Extracted data entries:
##############################

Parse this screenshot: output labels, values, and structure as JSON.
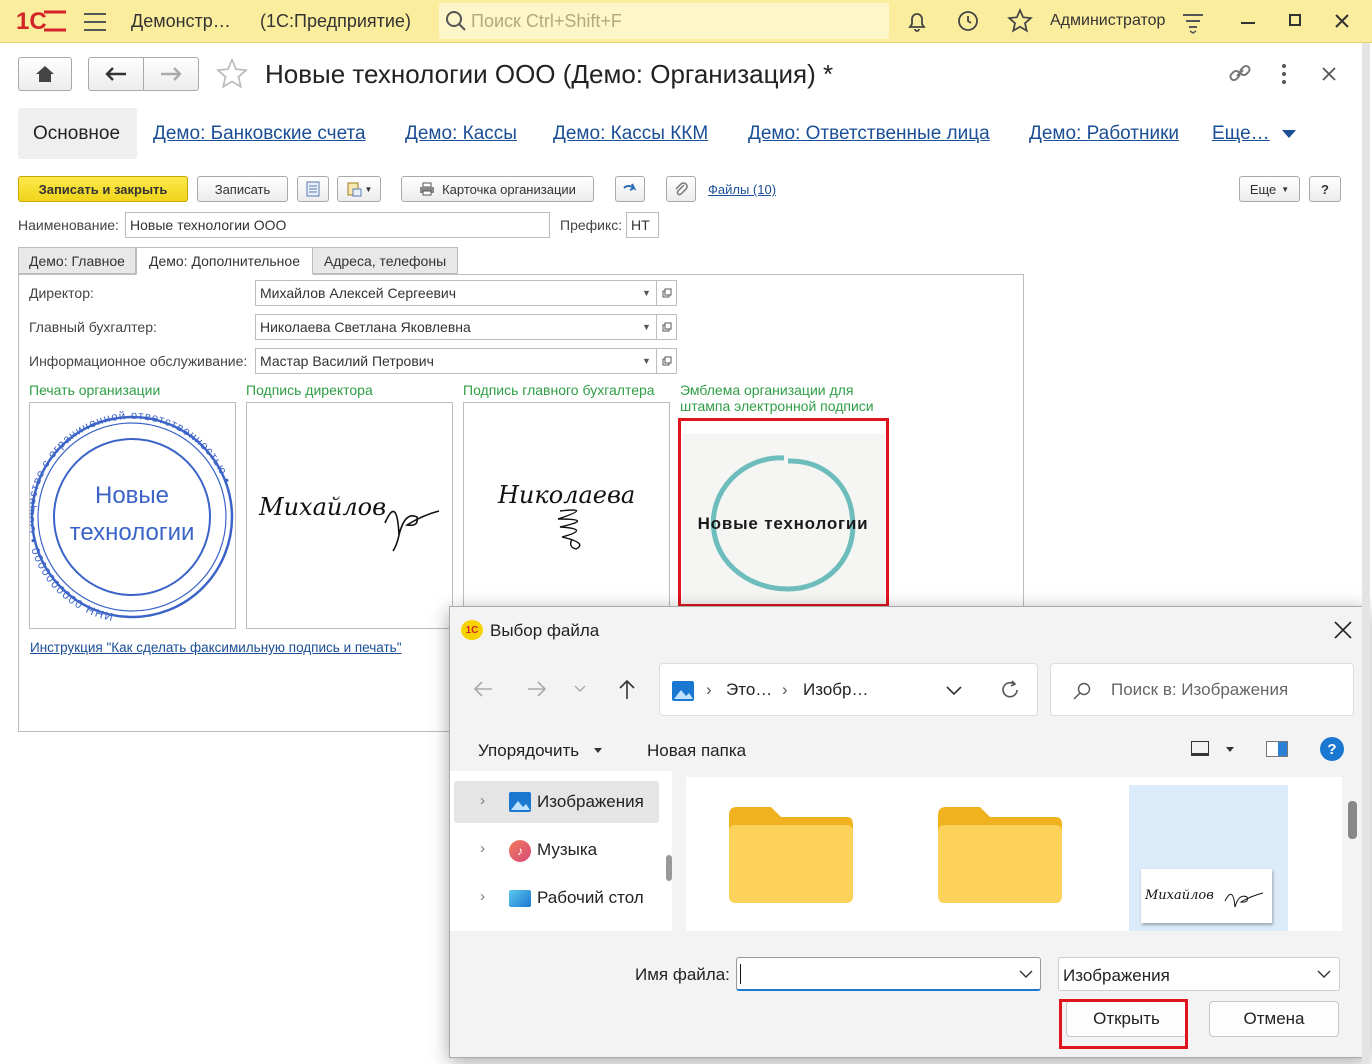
{
  "topbar": {
    "logo": "1С",
    "app_title": "Демонстр…",
    "app_subtitle": "(1С:Предприятие)",
    "search_placeholder": "Поиск Ctrl+Shift+F",
    "user": "Администратор"
  },
  "form": {
    "title": "Новые технологии ООО (Демо: Организация) *",
    "nav_tabs": [
      "Основное",
      "Демо: Банковские счета",
      "Демо: Кассы",
      "Демо: Кассы ККМ",
      "Демо: Ответственные лица",
      "Демо: Работники",
      "Еще…"
    ],
    "toolbar": {
      "save_close": "Записать и закрыть",
      "save": "Записать",
      "card": "Карточка организации",
      "files": "Файлы (10)",
      "more": "Еще",
      "help": "?"
    },
    "name_label": "Наименование:",
    "name_value": "Новые технологии ООО",
    "prefix_label": "Префикс:",
    "prefix_value": "НТ",
    "inner_tabs": [
      "Демо: Главное",
      "Демо: Дополнительное",
      "Адреса, телефоны"
    ],
    "director_label": "Директор:",
    "director_value": "Михайлов Алексей Сергеевич",
    "accountant_label": "Главный бухгалтер:",
    "accountant_value": "Николаева Светлана Яковлевна",
    "info_label": "Информационное обслуживание:",
    "info_value": "Мастар Василий Петрович",
    "seal_label": "Печать организации",
    "director_sign_label": "Подпись директора",
    "accountant_sign_label": "Подпись главного бухгалтера",
    "emblem_label_1": "Эмблема организации для",
    "emblem_label_2": "штампа электронной подписи",
    "seal_text_1": "Новые",
    "seal_text_2": "технологии",
    "seal_ring_text": "ИНН 0000000000 • Общество с ограниченной ответственностью •",
    "director_signature": "Михайлов",
    "accountant_signature": "Николаева",
    "emblem_text": "Новые технологии",
    "instruction_link": "Инструкция \"Как сделать факсимильную подпись и печать\""
  },
  "dialog": {
    "title": "Выбор файла",
    "path_1": "Это…",
    "path_2": "Изобр…",
    "search_placeholder": "Поиск в: Изображения",
    "organize": "Упорядочить",
    "new_folder": "Новая папка",
    "help": "?",
    "tree": [
      "Изображения",
      "Музыка",
      "Рабочий стол"
    ],
    "thumb_signature": "Михайлов",
    "filename_label": "Имя файла:",
    "filename_value": "",
    "filetype": "Изображения",
    "open": "Открыть",
    "cancel": "Отмена"
  },
  "colors": {
    "highlight": "#e0141e",
    "accent_yellow": "#f6de2c",
    "link": "#1a4e96",
    "green_label": "#2f9e45"
  }
}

##############################

GOAL: Output every entry exactly as given; pictures are not part of the copy.

RESULT BELOW:
Parse this screenshot: output labels, values, and structure as JSON.
{
  "topbar": {
    "logo": "1С",
    "app_title": "Демонстр…",
    "app_subtitle": "(1С:Предприятие)",
    "search_placeholder": "Поиск Ctrl+Shift+F",
    "user": "Администратор"
  },
  "form": {
    "title": "Новые технологии ООО (Демо: Организация) *",
    "nav_tabs": [
      "Основное",
      "Демо: Банковские счета",
      "Демо: Кассы",
      "Демо: Кассы ККМ",
      "Демо: Ответственные лица",
      "Демо: Работники",
      "Еще…"
    ],
    "toolbar": {
      "save_close": "Записать и закрыть",
      "save": "Записать",
      "card": "Карточка организации",
      "files": "Файлы (10)",
      "more": "Еще",
      "help": "?"
    },
    "name_label": "Наименование:",
    "name_value": "Новые технологии ООО",
    "prefix_label": "Префикс:",
    "prefix_value": "НТ",
    "inner_tabs": [
      "Демо: Главное",
      "Демо: Дополнительное",
      "Адреса, телефоны"
    ],
    "director_label": "Директор:",
    "director_value": "Михайлов Алексей Сергеевич",
    "accountant_label": "Главный бухгалтер:",
    "accountant_value": "Николаева Светлана Яковлевна",
    "info_label": "Информационное обслуживание:",
    "info_value": "Мастар Василий Петрович",
    "seal_label": "Печать организации",
    "director_sign_label": "Подпись директора",
    "accountant_sign_label": "Подпись главного бухгалтера",
    "emblem_label_1": "Эмблема организации для",
    "emblem_label_2": "штампа электронной подписи",
    "seal_text_1": "Новые",
    "seal_text_2": "технологии",
    "seal_ring_text": "ИНН 0000000000 • Общество с ограниченной ответственностью •",
    "director_signature": "Михайлов",
    "accountant_signature": "Николаева",
    "emblem_text": "Новые технологии",
    "instruction_link": "Инструкция \"Как сделать факсимильную подпись и печать\""
  },
  "dialog": {
    "title": "Выбор файла",
    "path_1": "Это…",
    "path_2": "Изобр…",
    "search_placeholder": "Поиск в: Изображения",
    "organize": "Упорядочить",
    "new_folder": "Новая папка",
    "help": "?",
    "tree": [
      "Изображения",
      "Музыка",
      "Рабочий стол"
    ],
    "thumb_signature": "Михайлов",
    "filename_label": "Имя файла:",
    "filename_value": "",
    "filetype": "Изображения",
    "open": "Открыть",
    "cancel": "Отмена"
  },
  "colors": {
    "highlight": "#e0141e",
    "accent_yellow": "#f6de2c",
    "link": "#1a4e96",
    "green_label": "#2f9e45"
  }
}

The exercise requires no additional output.